Copy out each line below exactly as it appears.

Extracted data entries
########################################
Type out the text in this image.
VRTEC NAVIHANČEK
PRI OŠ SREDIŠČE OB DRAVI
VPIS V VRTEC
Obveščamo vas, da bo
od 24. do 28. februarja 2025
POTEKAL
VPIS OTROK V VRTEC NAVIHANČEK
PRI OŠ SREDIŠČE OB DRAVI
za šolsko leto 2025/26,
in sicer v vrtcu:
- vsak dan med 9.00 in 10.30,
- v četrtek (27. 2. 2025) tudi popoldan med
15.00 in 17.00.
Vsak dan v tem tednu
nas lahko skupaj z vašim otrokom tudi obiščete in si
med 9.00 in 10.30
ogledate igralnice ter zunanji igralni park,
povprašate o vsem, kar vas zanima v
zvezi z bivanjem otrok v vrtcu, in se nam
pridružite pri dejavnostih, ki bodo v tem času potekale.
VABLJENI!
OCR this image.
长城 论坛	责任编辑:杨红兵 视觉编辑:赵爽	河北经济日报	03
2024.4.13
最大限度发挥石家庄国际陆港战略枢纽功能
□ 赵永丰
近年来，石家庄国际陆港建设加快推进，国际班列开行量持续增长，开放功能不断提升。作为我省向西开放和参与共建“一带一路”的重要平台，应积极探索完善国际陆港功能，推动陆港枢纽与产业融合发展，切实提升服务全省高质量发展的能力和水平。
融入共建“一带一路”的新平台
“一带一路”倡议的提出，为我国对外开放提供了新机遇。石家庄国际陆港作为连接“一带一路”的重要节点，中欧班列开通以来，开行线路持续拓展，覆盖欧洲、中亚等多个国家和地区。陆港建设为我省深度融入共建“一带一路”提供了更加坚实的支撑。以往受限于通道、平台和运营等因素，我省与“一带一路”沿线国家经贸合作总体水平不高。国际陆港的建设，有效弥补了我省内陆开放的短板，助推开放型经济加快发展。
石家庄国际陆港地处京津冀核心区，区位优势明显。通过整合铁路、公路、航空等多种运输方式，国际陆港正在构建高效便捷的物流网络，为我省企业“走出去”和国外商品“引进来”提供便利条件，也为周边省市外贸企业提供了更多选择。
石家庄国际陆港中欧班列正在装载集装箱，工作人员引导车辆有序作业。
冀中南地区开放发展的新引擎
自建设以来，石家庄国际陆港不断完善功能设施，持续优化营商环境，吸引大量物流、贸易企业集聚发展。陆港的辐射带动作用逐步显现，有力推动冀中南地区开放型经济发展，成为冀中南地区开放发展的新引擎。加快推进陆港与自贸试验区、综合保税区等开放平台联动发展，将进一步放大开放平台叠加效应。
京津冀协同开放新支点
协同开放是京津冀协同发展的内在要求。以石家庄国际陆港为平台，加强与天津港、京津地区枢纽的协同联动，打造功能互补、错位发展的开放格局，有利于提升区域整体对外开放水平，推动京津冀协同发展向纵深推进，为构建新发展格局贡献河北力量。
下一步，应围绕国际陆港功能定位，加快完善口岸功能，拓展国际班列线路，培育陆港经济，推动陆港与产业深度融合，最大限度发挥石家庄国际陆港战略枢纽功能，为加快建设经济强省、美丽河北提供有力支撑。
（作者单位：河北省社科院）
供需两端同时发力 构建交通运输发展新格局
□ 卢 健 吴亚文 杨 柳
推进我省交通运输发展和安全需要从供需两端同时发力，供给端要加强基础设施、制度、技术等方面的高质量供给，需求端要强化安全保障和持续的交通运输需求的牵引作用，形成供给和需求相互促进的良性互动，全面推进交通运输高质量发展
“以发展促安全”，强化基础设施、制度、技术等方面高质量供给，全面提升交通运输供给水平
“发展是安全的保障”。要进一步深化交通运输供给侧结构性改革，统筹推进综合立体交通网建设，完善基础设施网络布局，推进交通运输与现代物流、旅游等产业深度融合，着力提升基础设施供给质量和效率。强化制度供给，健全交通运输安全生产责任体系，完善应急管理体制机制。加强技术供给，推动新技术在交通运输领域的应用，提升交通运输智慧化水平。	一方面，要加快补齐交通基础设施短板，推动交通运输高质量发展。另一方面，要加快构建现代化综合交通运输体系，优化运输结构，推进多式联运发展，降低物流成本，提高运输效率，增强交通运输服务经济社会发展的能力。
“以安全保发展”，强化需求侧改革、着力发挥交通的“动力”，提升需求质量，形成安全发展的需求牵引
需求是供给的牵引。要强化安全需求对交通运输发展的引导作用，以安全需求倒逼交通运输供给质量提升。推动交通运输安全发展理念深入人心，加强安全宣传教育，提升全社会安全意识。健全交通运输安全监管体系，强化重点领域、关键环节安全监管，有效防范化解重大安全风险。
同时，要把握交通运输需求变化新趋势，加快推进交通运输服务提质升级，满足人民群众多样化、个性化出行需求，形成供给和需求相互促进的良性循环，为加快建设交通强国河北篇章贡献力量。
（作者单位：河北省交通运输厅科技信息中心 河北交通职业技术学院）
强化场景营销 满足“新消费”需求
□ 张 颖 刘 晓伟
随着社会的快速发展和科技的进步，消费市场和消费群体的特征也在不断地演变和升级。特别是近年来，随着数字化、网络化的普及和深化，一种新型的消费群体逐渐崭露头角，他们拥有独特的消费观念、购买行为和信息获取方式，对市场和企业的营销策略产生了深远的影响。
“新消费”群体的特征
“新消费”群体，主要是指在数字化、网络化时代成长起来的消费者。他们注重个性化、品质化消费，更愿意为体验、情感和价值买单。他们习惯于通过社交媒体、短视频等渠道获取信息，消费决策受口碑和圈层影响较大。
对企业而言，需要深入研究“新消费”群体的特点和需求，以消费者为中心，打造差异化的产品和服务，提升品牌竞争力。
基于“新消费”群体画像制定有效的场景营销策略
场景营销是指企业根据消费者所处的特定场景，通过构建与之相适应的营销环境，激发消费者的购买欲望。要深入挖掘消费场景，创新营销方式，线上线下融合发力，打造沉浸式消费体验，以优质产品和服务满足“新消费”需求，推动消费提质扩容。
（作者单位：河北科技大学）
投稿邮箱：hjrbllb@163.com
########################################
Response to this exercise:
Type out the text in this image.
VRTEC NAVIHANČEK
PRI OŠ SREDIŠČE OB DRAVI
VPIS V VRTEC
Obveščamo vas, da bo
od 24. do 28. februarja 2025
POTEKAL
VPIS OTROK V VRTEC NAVIHANČEK
PRI OŠ SREDIŠČE OB DRAVI
za šolsko leto 2025/26,
in sicer v vrtcu:
- vsak dan med 9.00 in 10.30,
- v četrtek (27. 2. 2025) tudi popoldan med
15.00 in 17.00.
Vsak dan v tem tednu
nas lahko skupaj z vašim otrokom tudi obiščete in si
med 9.00 in 10.30
ogledate igralnice ter zunanji igralni park,
povprašate o vsem, kar vas zanima v
zvezi z bivanjem otrok v vrtcu, in se nam
pridružite pri dejavnostih, ki bodo v tem času potekale.
VABLJENI!
OCR this image.
长城 论坛	责任编辑:杨红兵 视觉编辑:赵爽	河北经济日报	03
2024.4.13
最大限度发挥石家庄国际陆港战略枢纽功能
□ 赵永丰
近年来，石家庄国际陆港建设加快推进，国际班列开行量持续增长，开放功能不断提升。作为我省向西开放和参与共建“一带一路”的重要平台，应积极探索完善国际陆港功能，推动陆港枢纽与产业融合发展，切实提升服务全省高质量发展的能力和水平。
融入共建“一带一路”的新平台
“一带一路”倡议的提出，为我国对外开放提供了新机遇。石家庄国际陆港作为连接“一带一路”的重要节点，中欧班列开通以来，开行线路持续拓展，覆盖欧洲、中亚等多个国家和地区。陆港建设为我省深度融入共建“一带一路”提供了更加坚实的支撑。以往受限于通道、平台和运营等因素，我省与“一带一路”沿线国家经贸合作总体水平不高。国际陆港的建设，有效弥补了我省内陆开放的短板，助推开放型经济加快发展。
石家庄国际陆港地处京津冀核心区，区位优势明显。通过整合铁路、公路、航空等多种运输方式，国际陆港正在构建高效便捷的物流网络，为我省企业“走出去”和国外商品“引进来”提供便利条件，也为周边省市外贸企业提供了更多选择。
石家庄国际陆港中欧班列正在装载集装箱，工作人员引导车辆有序作业。
冀中南地区开放发展的新引擎
自建设以来，石家庄国际陆港不断完善功能设施，持续优化营商环境，吸引大量物流、贸易企业集聚发展。陆港的辐射带动作用逐步显现，有力推动冀中南地区开放型经济发展，成为冀中南地区开放发展的新引擎。加快推进陆港与自贸试验区、综合保税区等开放平台联动发展，将进一步放大开放平台叠加效应。
京津冀协同开放新支点
协同开放是京津冀协同发展的内在要求。以石家庄国际陆港为平台，加强与天津港、京津地区枢纽的协同联动，打造功能互补、错位发展的开放格局，有利于提升区域整体对外开放水平，推动京津冀协同发展向纵深推进，为构建新发展格局贡献河北力量。
下一步，应围绕国际陆港功能定位，加快完善口岸功能，拓展国际班列线路，培育陆港经济，推动陆港与产业深度融合，最大限度发挥石家庄国际陆港战略枢纽功能，为加快建设经济强省、美丽河北提供有力支撑。
（作者单位：河北省社科院）
供需两端同时发力 构建交通运输发展新格局
□ 卢 健 吴亚文 杨 柳
推进我省交通运输发展和安全需要从供需两端同时发力，供给端要加强基础设施、制度、技术等方面的高质量供给，需求端要强化安全保障和持续的交通运输需求的牵引作用，形成供给和需求相互促进的良性互动，全面推进交通运输高质量发展
“以发展促安全”，强化基础设施、制度、技术等方面高质量供给，全面提升交通运输供给水平
“发展是安全的保障”。要进一步深化交通运输供给侧结构性改革，统筹推进综合立体交通网建设，完善基础设施网络布局，推进交通运输与现代物流、旅游等产业深度融合，着力提升基础设施供给质量和效率。强化制度供给，健全交通运输安全生产责任体系，完善应急管理体制机制。加强技术供给，推动新技术在交通运输领域的应用，提升交通运输智慧化水平。	一方面，要加快补齐交通基础设施短板，推动交通运输高质量发展。另一方面，要加快构建现代化综合交通运输体系，优化运输结构，推进多式联运发展，降低物流成本，提高运输效率，增强交通运输服务经济社会发展的能力。
“以安全保发展”，强化需求侧改革、着力发挥交通的“动力”，提升需求质量，形成安全发展的需求牵引
需求是供给的牵引。要强化安全需求对交通运输发展的引导作用，以安全需求倒逼交通运输供给质量提升。推动交通运输安全发展理念深入人心，加强安全宣传教育，提升全社会安全意识。健全交通运输安全监管体系，强化重点领域、关键环节安全监管，有效防范化解重大安全风险。
同时，要把握交通运输需求变化新趋势，加快推进交通运输服务提质升级，满足人民群众多样化、个性化出行需求，形成供给和需求相互促进的良性循环，为加快建设交通强国河北篇章贡献力量。
（作者单位：河北省交通运输厅科技信息中心 河北交通职业技术学院）
强化场景营销 满足“新消费”需求
□ 张 颖 刘 晓伟
随着社会的快速发展和科技的进步，消费市场和消费群体的特征也在不断地演变和升级。特别是近年来，随着数字化、网络化的普及和深化，一种新型的消费群体逐渐崭露头角，他们拥有独特的消费观念、购买行为和信息获取方式，对市场和企业的营销策略产生了深远的影响。
“新消费”群体的特征
“新消费”群体，主要是指在数字化、网络化时代成长起来的消费者。他们注重个性化、品质化消费，更愿意为体验、情感和价值买单。他们习惯于通过社交媒体、短视频等渠道获取信息，消费决策受口碑和圈层影响较大。
对企业而言，需要深入研究“新消费”群体的特点和需求，以消费者为中心，打造差异化的产品和服务，提升品牌竞争力。
基于“新消费”群体画像制定有效的场景营销策略
场景营销是指企业根据消费者所处的特定场景，通过构建与之相适应的营销环境，激发消费者的购买欲望。要深入挖掘消费场景，创新营销方式，线上线下融合发力，打造沉浸式消费体验，以优质产品和服务满足“新消费”需求，推动消费提质扩容。
（作者单位：河北科技大学）
投稿邮箱：hjrbllb@163.com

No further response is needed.